• **Source passage**

**********

# Cyp. tissue culture



## Kevin (May 16, 2012)

Might be a dumb question, but just want to clarify for myself: if a person uses the term 'tissue culture' when referring to propagating Cyps, do they mean growing from seed, or do they have their terms mixed up?


----------



## monocotman (May 17, 2012)

Kevin,
at the moment this always refers to the aseptic culture of seed. 
Svante Malmgren has a great web site talking about the trials and tribulations of this system. Well worth a look.
As far as I know, there is no way of propagating individual clones using tissue culture like, say, cattleyas,
Regards,
David


----------



## Roth (May 17, 2012)

monocotman said:


> Kevin,
> at the moment this always refers to the aseptic culture of seed.
> Svante Malmgren has a great web site talking about the trials and tribulations of this system. Well worth a look.

**********

• **Material to process**

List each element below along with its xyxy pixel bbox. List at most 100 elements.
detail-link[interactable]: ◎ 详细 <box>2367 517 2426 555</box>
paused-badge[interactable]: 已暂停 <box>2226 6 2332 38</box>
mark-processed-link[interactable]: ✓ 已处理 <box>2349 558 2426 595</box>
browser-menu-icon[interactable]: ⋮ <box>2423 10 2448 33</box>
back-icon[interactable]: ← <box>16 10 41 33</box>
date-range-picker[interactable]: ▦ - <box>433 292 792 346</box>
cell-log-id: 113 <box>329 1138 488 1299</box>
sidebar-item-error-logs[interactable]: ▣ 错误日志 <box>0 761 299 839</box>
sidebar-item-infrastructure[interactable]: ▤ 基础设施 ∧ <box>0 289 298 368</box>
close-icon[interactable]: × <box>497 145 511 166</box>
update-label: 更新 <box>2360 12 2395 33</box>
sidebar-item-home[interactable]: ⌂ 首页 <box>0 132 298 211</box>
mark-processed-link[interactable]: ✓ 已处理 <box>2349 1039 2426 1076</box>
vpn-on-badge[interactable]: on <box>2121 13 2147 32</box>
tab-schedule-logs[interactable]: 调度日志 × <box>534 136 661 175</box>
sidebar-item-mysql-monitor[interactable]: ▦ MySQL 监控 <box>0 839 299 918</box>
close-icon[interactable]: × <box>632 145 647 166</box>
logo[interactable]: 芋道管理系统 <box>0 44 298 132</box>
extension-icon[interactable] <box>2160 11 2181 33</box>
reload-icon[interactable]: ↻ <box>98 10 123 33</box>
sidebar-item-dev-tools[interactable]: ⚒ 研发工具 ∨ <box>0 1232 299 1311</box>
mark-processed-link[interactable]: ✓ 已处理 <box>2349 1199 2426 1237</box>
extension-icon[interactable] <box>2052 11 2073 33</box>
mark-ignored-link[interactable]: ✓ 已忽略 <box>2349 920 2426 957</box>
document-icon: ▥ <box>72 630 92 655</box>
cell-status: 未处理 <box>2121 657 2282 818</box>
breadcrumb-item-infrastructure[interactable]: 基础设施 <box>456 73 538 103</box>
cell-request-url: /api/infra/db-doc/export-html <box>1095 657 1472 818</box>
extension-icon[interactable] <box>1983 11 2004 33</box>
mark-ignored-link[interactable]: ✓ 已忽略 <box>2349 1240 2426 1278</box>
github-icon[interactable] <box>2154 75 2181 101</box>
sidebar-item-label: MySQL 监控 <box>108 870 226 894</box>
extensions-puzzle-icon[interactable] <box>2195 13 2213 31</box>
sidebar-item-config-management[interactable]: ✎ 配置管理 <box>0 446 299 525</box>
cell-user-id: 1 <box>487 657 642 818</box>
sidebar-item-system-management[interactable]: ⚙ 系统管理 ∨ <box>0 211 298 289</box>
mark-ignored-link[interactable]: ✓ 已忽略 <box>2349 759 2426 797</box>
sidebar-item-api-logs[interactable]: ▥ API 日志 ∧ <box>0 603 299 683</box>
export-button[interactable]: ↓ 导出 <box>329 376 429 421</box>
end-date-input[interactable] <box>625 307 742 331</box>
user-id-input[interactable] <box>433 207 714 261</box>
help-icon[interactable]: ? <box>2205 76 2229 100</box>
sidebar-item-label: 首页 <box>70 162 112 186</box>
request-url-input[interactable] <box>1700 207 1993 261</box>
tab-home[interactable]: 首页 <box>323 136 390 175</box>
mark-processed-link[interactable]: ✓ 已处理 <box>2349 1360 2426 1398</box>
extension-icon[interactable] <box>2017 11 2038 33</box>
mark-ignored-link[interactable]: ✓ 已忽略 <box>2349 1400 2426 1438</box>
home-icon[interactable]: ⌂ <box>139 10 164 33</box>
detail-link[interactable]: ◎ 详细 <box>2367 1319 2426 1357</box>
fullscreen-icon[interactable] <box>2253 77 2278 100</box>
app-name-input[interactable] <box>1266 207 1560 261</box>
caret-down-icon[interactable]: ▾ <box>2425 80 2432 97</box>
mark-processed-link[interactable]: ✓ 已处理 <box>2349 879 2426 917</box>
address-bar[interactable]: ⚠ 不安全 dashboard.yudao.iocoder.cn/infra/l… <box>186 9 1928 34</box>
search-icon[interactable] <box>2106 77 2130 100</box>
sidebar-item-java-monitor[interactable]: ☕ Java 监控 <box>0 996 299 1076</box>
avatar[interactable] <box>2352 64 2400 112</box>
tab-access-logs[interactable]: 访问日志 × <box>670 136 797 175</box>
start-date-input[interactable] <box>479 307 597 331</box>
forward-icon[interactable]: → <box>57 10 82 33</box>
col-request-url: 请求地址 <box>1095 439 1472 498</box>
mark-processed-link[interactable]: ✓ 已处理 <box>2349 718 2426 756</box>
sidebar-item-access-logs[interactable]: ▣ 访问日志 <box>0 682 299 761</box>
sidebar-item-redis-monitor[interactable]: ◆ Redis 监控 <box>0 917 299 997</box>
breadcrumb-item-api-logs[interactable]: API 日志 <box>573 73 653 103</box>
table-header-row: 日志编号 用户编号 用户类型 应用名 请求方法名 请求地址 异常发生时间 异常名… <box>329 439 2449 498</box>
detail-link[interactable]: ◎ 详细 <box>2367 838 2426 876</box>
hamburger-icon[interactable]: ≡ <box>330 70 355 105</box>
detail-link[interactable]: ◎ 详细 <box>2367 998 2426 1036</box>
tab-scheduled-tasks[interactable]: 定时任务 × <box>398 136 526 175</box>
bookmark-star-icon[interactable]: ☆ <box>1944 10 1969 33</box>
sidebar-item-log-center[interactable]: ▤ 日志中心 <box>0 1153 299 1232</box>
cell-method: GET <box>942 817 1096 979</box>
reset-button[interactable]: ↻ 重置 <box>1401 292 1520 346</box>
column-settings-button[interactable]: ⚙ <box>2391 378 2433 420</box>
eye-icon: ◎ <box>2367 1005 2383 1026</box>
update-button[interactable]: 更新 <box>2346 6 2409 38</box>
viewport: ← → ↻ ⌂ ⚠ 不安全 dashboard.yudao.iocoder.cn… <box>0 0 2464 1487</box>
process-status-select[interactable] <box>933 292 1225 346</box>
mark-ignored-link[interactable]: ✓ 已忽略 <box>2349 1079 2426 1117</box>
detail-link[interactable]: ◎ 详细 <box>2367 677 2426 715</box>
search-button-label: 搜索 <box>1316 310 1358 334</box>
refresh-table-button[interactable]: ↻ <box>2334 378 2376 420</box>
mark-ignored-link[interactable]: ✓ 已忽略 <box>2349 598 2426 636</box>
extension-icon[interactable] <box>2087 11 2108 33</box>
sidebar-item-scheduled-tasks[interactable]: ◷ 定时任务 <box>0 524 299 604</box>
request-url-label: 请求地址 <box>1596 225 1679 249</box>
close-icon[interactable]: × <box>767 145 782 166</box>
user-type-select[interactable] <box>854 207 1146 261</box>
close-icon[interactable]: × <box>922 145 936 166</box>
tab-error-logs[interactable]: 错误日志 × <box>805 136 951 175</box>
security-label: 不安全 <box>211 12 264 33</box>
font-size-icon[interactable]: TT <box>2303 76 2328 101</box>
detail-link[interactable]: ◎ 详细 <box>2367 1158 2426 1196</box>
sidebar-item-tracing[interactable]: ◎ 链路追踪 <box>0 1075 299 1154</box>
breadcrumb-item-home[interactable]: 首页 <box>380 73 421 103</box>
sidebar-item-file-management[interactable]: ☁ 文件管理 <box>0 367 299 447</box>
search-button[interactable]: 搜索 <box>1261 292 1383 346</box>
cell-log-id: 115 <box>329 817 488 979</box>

**********

• **Objectives**
(1) Name every user who has a post in the Cyp tissue culture thread, going by the names in the post headers.
(2) Please copy out the part of the rows that opens with their first line and closes with the line containing "sidebar-item-error-logs[interactable]: ▣ 错误日志", keeping both of those lines.
The Cyp tissue culture thread and the rows have no connection to each other.

• **Outputs**
(1) Kevin, monocotman, Roth

(2)
List each element below along with its xyxy pixel bbox. List at most 100 elements.
detail-link[interactable]: ◎ 详细 <box>2367 517 2426 555</box>
paused-badge[interactable]: 已暂停 <box>2226 6 2332 38</box>
mark-processed-link[interactable]: ✓ 已处理 <box>2349 558 2426 595</box>
browser-menu-icon[interactable]: ⋮ <box>2423 10 2448 33</box>
back-icon[interactable]: ← <box>16 10 41 33</box>
date-range-picker[interactable]: ▦ - <box>433 292 792 346</box>
cell-log-id: 113 <box>329 1138 488 1299</box>
sidebar-item-error-logs[interactable]: ▣ 错误日志 <box>0 761 299 839</box>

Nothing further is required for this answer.